DATA EXCERPTS »
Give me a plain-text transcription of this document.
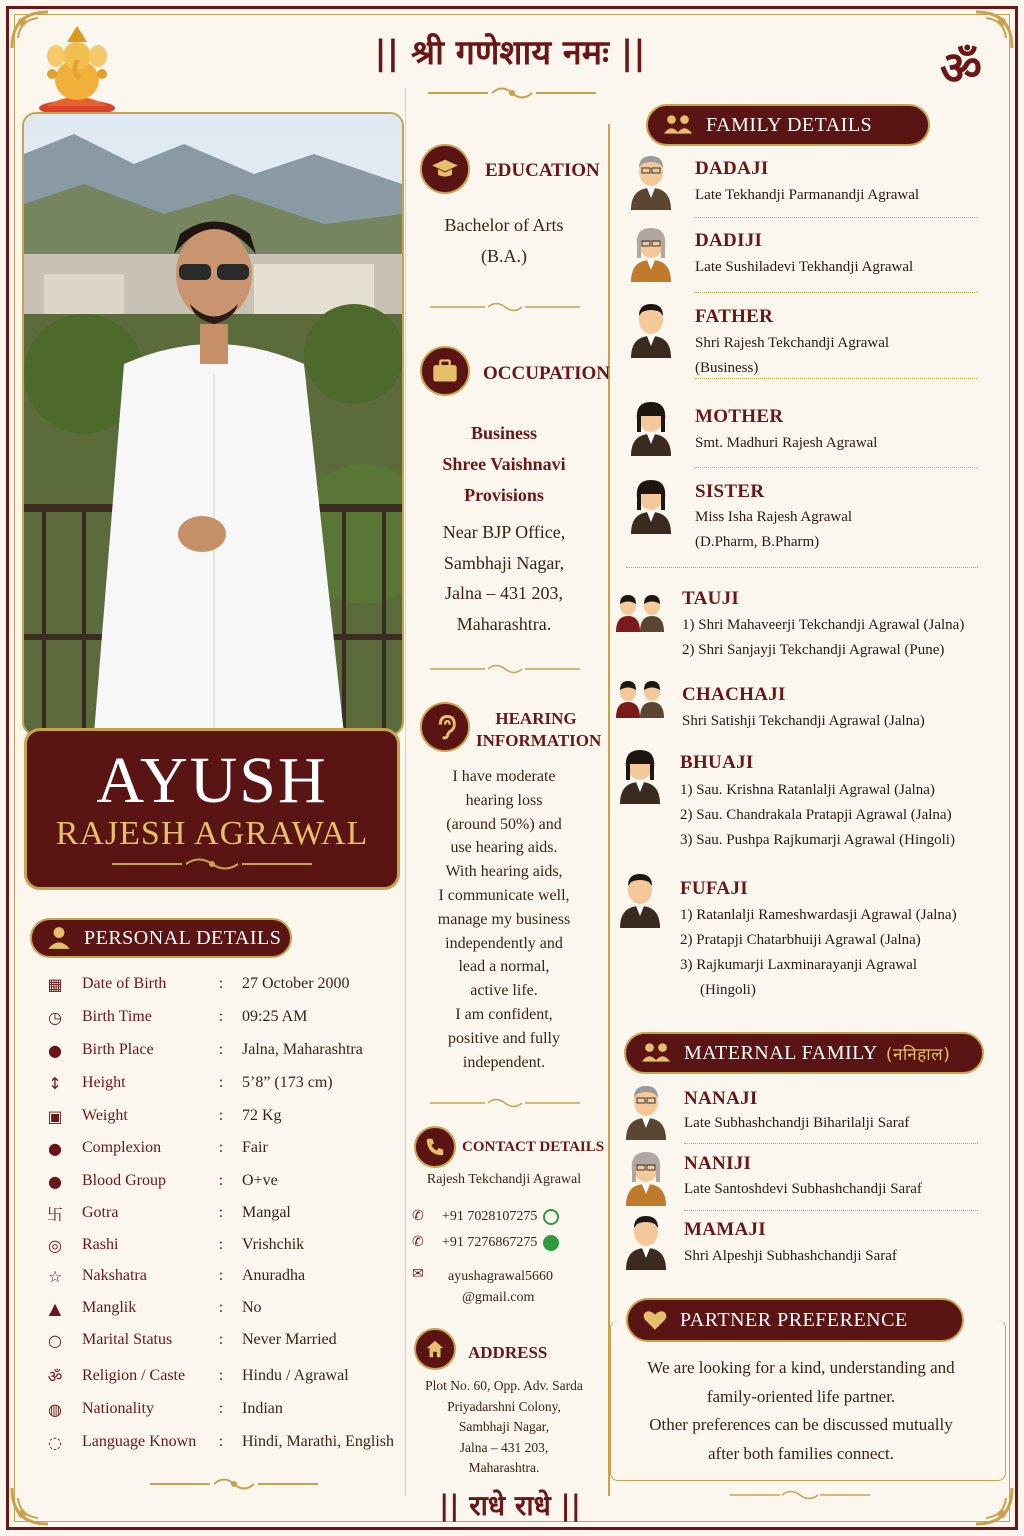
|| श्री गणेशाय नमः ||	ॐ
AYUSH
RAJESH AGRAWAL
PERSONAL DETAILS
▦ Date of Birth	:	27 October 2000
◷ Birth Time	:	09:25 AM
● Birth Place	:	Jalna, Maharashtra
↕ Height	:	5’8” (173 cm)
▣ Weight	:	72 Kg
● Complexion	:	Fair
● Blood Group	:	O+ve
卐 Gotra	:	Mangal
◎ Rashi	:	Vrishchik
☆ Nakshatra	:	Anuradha
▲	Manglik	:	No
○ Marital Status	:	Never Married
ॐ Religion / Caste	:	Hindu / Agrawal
◍ Nationality	:	Indian
◌ Language Known	:	Hindi, Marathi, English
EDUCATION
Bachelor of Arts
(B.A.)
OCCUPATION
Business
Shree Vaishnavi
Provisions
Near BJP Office,
Sambhaji Nagar,
Jalna – 431 203,
Maharashtra.
HEARING
INFORMATION
I have moderate
hearing loss
(around 50%) and
use hearing aids.
With hearing aids,
I communicate well,
manage my business
independently and
lead a normal,
active life.
I am confident,
positive and fully
independent.
CONTACT DETAILS
Rajesh Tekchandji Agrawal
✆	+91 7028107275
✆	+91 7276867275
✉ ayushagrawal5660
@gmail.com
ADDRESS
Plot No. 60, Opp. Adv. Sarda
Priyadarshni Colony,
Sambhaji Nagar,
Jalna – 431 203,
Maharashtra.
|| राधे राधे ||
FAMILY DETAILS
DADAJI
Late Tekhandji Parmanandji Agrawal
DADIJI
Late Sushiladevi Tekhandji Agrawal
FATHER
Shri Rajesh Tekchandji Agrawal
(Business)
MOTHER
Smt. Madhuri Rajesh Agrawal
SISTER
Miss Isha Rajesh Agrawal
(D.Pharm, B.Pharm)
TAUJI
1) Shri Mahaveerji Tekchandji Agrawal (Jalna)
2) Shri Sanjayji Tekchandji Agrawal (Pune)
CHACHAJI
Shri Satishji Tekchandji Agrawal (Jalna)
BHUAJI
1) Sau. Krishna Ratanlalji Agrawal (Jalna)
2) Sau. Chandrakala Pratapji Agrawal (Jalna)
3) Sau. Pushpa Rajkumarji Agrawal (Hingoli)
FUFAJI
1) Ratanlalji Rameshwardasji Agrawal (Jalna)
2) Pratapji Chatarbhuiji Agrawal (Jalna)
3) Rajkumarji Laxminarayanji Agrawal
(Hingoli)
MATERNAL FAMILY (ननिहाल)
NANAJI
Late Subhashchandji Biharilalji Saraf
NANIJI
Late Santoshdevi Subhashchandji Saraf
MAMAJI
Shri Alpeshji Subhashchandji Saraf
PARTNER PREFERENCE
We are looking for a kind, understanding and
family-oriented life partner.
Other preferences can be discussed mutually
after both families connect.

AIM » Reproduce each entry verbatim, excluding any embedded images.

REPLY »
Give me a plain-text transcription of this document.
|| श्री गणेशाय नमः ||	ॐ
AYUSH
RAJESH AGRAWAL
PERSONAL DETAILS
▦ Date of Birth	:	27 October 2000
◷ Birth Time	:	09:25 AM
● Birth Place	:	Jalna, Maharashtra
↕ Height	:	5’8” (173 cm)
▣ Weight	:	72 Kg
● Complexion	:	Fair
● Blood Group	:	O+ve
卐 Gotra	:	Mangal
◎ Rashi	:	Vrishchik
☆ Nakshatra	:	Anuradha
▲	Manglik	:	No
○ Marital Status	:	Never Married
ॐ Religion / Caste	:	Hindu / Agrawal
◍ Nationality	:	Indian
◌ Language Known	:	Hindi, Marathi, English
EDUCATION
Bachelor of Arts
(B.A.)
OCCUPATION
Business
Shree Vaishnavi
Provisions
Near BJP Office,
Sambhaji Nagar,
Jalna – 431 203,
Maharashtra.
HEARING
INFORMATION
I have moderate
hearing loss
(around 50%) and
use hearing aids.
With hearing aids,
I communicate well,
manage my business
independently and
lead a normal,
active life.
I am confident,
positive and fully
independent.
CONTACT DETAILS
Rajesh Tekchandji Agrawal
✆	+91 7028107275
✆	+91 7276867275
✉ ayushagrawal5660
@gmail.com
ADDRESS
Plot No. 60, Opp. Adv. Sarda
Priyadarshni Colony,
Sambhaji Nagar,
Jalna – 431 203,
Maharashtra.
|| राधे राधे ||
FAMILY DETAILS
DADAJI
Late Tekhandji Parmanandji Agrawal
DADIJI
Late Sushiladevi Tekhandji Agrawal
FATHER
Shri Rajesh Tekchandji Agrawal
(Business)
MOTHER
Smt. Madhuri Rajesh Agrawal
SISTER
Miss Isha Rajesh Agrawal
(D.Pharm, B.Pharm)
TAUJI
1) Shri Mahaveerji Tekchandji Agrawal (Jalna)
2) Shri Sanjayji Tekchandji Agrawal (Pune)
CHACHAJI
Shri Satishji Tekchandji Agrawal (Jalna)
BHUAJI
1) Sau. Krishna Ratanlalji Agrawal (Jalna)
2) Sau. Chandrakala Pratapji Agrawal (Jalna)
3) Sau. Pushpa Rajkumarji Agrawal (Hingoli)
FUFAJI
1) Ratanlalji Rameshwardasji Agrawal (Jalna)
2) Pratapji Chatarbhuiji Agrawal (Jalna)
3) Rajkumarji Laxminarayanji Agrawal
(Hingoli)
MATERNAL FAMILY (ननिहाल)
NANAJI
Late Subhashchandji Biharilalji Saraf
NANIJI
Late Santoshdevi Subhashchandji Saraf
MAMAJI
Shri Alpeshji Subhashchandji Saraf
PARTNER PREFERENCE
We are looking for a kind, understanding and
family-oriented life partner.
Other preferences can be discussed mutually
after both families connect.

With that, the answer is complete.